§ Dataset records:
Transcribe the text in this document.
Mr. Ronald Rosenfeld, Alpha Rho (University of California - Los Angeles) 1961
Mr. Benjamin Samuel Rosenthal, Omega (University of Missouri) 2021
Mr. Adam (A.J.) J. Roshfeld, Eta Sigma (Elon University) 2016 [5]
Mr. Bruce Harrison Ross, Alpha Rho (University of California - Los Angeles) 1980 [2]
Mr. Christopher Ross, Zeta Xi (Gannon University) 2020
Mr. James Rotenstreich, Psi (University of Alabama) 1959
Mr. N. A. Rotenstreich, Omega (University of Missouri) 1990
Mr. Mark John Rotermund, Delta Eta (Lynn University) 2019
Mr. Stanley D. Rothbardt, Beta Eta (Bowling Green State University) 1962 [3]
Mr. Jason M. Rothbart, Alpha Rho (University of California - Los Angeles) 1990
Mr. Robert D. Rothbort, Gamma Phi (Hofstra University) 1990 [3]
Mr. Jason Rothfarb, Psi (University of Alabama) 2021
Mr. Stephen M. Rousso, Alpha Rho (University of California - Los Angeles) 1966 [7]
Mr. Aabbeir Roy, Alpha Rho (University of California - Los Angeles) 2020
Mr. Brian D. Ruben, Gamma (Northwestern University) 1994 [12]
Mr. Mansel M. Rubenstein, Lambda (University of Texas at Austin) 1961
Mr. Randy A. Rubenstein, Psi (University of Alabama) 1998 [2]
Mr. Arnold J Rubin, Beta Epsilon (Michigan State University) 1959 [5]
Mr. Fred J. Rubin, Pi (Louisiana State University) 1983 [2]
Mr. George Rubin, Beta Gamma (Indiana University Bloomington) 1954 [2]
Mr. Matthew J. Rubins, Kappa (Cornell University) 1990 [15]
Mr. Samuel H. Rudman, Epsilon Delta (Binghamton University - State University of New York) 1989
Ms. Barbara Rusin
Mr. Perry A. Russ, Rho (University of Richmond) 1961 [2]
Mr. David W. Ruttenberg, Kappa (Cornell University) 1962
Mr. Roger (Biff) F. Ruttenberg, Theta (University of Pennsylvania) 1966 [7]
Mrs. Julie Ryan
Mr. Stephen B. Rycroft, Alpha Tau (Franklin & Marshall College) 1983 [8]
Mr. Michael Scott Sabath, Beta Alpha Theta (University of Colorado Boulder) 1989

§ Request:
Output all of the material exactly as written.

§ Exercise response:
Transcribe the text in this document.
Mr. Ronald Rosenfeld, Alpha Rho (University of California - Los Angeles) 1961
Mr. Benjamin Samuel Rosenthal, Omega (University of Missouri) 2021
Mr. Adam (A.J.) J. Roshfeld, Eta Sigma (Elon University) 2016 [5]
Mr. Bruce Harrison Ross, Alpha Rho (University of California - Los Angeles) 1980 [2]
Mr. Christopher Ross, Zeta Xi (Gannon University) 2020
Mr. James Rotenstreich, Psi (University of Alabama) 1959
Mr. N. A. Rotenstreich, Omega (University of Missouri) 1990
Mr. Mark John Rotermund, Delta Eta (Lynn University) 2019
Mr. Stanley D. Rothbardt, Beta Eta (Bowling Green State University) 1962 [3]
Mr. Jason M. Rothbart, Alpha Rho (University of California - Los Angeles) 1990
Mr. Robert D. Rothbort, Gamma Phi (Hofstra University) 1990 [3]
Mr. Jason Rothfarb, Psi (University of Alabama) 2021
Mr. Stephen M. Rousso, Alpha Rho (University of California - Los Angeles) 1966 [7]
Mr. Aabbeir Roy, Alpha Rho (University of California - Los Angeles) 2020
Mr. Brian D. Ruben, Gamma (Northwestern University) 1994 [12]
Mr. Mansel M. Rubenstein, Lambda (University of Texas at Austin) 1961
Mr. Randy A. Rubenstein, Psi (University of Alabama) 1998 [2]
Mr. Arnold J Rubin, Beta Epsilon (Michigan State University) 1959 [5]
Mr. Fred J. Rubin, Pi (Louisiana State University) 1983 [2]
Mr. George Rubin, Beta Gamma (Indiana University Bloomington) 1954 [2]
Mr. Matthew J. Rubins, Kappa (Cornell University) 1990 [15]
Mr. Samuel H. Rudman, Epsilon Delta (Binghamton University - State University of New York) 1989
Ms. Barbara Rusin
Mr. Perry A. Russ, Rho (University of Richmond) 1961 [2]
Mr. David W. Ruttenberg, Kappa (Cornell University) 1962
Mr. Roger (Biff) F. Ruttenberg, Theta (University of Pennsylvania) 1966 [7]
Mrs. Julie Ryan
Mr. Stephen B. Rycroft, Alpha Tau (Franklin & Marshall College) 1983 [8]
Mr. Michael Scott Sabath, Beta Alpha Theta (University of Colorado Boulder) 1989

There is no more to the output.